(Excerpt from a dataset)
-- -- --
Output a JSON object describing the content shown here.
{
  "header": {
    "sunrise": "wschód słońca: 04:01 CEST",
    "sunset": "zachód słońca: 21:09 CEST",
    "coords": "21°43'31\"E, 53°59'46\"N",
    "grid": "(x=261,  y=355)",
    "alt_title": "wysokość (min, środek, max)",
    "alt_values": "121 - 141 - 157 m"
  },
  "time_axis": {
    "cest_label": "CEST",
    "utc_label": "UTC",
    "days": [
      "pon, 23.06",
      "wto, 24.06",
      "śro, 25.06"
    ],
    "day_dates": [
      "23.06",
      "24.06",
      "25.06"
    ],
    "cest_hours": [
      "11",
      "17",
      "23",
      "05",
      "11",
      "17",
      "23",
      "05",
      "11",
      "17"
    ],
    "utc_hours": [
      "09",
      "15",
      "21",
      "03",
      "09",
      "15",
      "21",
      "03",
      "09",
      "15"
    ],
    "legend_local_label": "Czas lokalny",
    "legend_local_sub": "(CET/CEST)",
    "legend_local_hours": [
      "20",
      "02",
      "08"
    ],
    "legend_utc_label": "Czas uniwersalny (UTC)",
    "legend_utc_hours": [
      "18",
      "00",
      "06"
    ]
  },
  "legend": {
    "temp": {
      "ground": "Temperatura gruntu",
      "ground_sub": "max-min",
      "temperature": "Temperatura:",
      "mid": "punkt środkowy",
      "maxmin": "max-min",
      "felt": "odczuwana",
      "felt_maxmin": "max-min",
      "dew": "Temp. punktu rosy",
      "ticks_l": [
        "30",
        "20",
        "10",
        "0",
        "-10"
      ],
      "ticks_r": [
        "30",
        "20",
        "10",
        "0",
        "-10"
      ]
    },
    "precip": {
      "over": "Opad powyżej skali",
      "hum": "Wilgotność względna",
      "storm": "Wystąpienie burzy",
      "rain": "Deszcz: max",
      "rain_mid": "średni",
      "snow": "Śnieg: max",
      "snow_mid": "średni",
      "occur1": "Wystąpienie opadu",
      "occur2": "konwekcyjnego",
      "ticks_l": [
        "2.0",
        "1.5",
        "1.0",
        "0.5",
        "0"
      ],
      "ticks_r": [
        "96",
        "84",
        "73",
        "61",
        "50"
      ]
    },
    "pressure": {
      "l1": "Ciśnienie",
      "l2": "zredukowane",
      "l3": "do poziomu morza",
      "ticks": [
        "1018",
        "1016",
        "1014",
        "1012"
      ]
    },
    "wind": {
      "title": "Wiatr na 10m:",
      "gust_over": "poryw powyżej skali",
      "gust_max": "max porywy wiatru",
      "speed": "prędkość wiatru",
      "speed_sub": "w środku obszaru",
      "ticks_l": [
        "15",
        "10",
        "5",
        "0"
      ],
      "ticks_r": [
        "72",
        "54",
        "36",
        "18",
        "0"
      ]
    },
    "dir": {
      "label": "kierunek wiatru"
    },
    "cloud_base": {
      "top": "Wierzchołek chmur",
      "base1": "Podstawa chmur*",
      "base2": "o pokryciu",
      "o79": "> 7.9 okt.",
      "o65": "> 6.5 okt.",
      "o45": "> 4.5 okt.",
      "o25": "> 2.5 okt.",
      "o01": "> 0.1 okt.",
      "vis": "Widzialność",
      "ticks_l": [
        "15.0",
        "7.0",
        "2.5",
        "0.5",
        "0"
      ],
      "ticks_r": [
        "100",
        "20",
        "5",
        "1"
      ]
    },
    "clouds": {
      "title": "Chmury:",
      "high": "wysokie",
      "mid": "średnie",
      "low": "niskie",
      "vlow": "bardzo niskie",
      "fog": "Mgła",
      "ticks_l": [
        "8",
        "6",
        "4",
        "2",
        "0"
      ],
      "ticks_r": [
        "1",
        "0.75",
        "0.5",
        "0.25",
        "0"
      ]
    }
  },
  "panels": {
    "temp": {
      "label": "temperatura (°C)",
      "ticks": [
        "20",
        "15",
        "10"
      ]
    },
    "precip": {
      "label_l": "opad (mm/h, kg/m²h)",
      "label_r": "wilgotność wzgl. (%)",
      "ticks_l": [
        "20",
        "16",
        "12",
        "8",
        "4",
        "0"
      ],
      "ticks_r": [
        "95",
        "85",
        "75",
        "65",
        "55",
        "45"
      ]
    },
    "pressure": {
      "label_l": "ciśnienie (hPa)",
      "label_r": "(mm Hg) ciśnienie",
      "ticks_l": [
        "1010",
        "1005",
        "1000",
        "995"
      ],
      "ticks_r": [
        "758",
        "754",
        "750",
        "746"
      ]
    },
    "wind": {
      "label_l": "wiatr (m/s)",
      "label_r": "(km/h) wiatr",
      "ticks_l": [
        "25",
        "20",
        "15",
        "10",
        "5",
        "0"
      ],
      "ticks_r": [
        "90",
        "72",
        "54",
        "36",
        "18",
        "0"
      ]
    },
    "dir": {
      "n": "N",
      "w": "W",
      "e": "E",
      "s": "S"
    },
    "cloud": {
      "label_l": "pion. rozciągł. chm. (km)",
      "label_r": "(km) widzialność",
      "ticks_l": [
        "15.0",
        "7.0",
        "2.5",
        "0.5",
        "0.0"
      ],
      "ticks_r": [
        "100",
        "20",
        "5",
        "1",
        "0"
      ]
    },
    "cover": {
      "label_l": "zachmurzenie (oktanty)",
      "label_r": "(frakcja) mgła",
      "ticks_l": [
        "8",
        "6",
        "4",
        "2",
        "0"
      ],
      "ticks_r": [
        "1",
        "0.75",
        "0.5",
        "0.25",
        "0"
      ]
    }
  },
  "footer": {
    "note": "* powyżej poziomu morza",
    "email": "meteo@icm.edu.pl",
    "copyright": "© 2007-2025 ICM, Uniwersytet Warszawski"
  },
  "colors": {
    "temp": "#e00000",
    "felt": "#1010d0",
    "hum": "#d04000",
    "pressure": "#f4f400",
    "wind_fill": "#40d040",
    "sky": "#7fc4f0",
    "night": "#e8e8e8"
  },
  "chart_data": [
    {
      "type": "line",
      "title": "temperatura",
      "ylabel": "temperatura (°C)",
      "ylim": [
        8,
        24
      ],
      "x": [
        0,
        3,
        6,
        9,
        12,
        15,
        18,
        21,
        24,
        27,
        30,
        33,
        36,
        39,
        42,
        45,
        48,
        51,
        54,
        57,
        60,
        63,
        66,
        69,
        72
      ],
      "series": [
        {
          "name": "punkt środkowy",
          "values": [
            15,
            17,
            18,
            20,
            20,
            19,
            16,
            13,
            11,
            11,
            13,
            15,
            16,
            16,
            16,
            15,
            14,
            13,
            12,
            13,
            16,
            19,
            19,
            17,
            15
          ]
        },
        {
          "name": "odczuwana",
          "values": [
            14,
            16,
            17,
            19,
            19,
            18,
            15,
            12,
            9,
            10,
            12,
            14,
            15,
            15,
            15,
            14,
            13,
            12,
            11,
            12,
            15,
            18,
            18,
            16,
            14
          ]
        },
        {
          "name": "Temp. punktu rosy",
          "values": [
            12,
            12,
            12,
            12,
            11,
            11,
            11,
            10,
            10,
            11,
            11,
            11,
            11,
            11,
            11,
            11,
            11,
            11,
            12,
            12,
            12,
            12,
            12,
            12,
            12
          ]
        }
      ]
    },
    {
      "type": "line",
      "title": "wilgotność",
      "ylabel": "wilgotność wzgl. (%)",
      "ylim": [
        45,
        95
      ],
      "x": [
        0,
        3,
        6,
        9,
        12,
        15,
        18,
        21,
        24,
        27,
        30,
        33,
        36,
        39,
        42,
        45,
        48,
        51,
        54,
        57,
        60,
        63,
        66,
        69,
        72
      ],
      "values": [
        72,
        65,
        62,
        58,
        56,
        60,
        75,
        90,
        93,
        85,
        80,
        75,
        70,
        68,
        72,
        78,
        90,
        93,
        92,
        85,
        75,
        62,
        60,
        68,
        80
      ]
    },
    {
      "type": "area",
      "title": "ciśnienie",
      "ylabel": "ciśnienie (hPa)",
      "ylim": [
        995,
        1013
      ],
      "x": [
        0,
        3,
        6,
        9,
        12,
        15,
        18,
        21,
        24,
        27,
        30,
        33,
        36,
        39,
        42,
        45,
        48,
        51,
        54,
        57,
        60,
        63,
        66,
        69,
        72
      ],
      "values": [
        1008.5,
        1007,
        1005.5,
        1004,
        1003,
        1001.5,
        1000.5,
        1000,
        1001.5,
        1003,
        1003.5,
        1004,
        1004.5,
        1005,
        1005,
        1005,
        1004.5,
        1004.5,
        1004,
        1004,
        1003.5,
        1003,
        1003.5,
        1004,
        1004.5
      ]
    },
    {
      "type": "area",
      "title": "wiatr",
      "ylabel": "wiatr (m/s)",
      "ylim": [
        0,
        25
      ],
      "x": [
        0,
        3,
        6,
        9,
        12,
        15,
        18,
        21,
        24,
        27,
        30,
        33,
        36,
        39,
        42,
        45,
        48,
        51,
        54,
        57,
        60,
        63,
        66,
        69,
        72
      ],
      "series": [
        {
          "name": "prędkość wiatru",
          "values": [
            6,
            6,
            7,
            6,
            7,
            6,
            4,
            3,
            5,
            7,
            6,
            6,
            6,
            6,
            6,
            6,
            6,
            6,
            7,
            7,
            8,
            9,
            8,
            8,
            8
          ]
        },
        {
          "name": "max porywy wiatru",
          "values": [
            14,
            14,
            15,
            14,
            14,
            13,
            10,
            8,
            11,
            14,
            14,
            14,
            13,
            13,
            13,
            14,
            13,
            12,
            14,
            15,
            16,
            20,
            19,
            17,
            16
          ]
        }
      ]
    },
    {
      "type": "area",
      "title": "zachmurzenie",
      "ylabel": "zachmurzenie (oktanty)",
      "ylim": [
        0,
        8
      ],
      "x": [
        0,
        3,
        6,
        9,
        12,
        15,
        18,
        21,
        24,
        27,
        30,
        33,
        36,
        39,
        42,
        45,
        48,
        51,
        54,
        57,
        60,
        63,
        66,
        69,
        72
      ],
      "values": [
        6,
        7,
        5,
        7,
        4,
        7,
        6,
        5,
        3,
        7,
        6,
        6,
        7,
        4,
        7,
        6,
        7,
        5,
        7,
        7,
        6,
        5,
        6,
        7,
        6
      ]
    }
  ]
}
-- -- --
STATED TASK: List each line in the listing that contains the string "porywy".

SOLUTION TO THIS EXERCISE:
      "gust_max": "max porywy wiatru",
          "name": "max porywy wiatru",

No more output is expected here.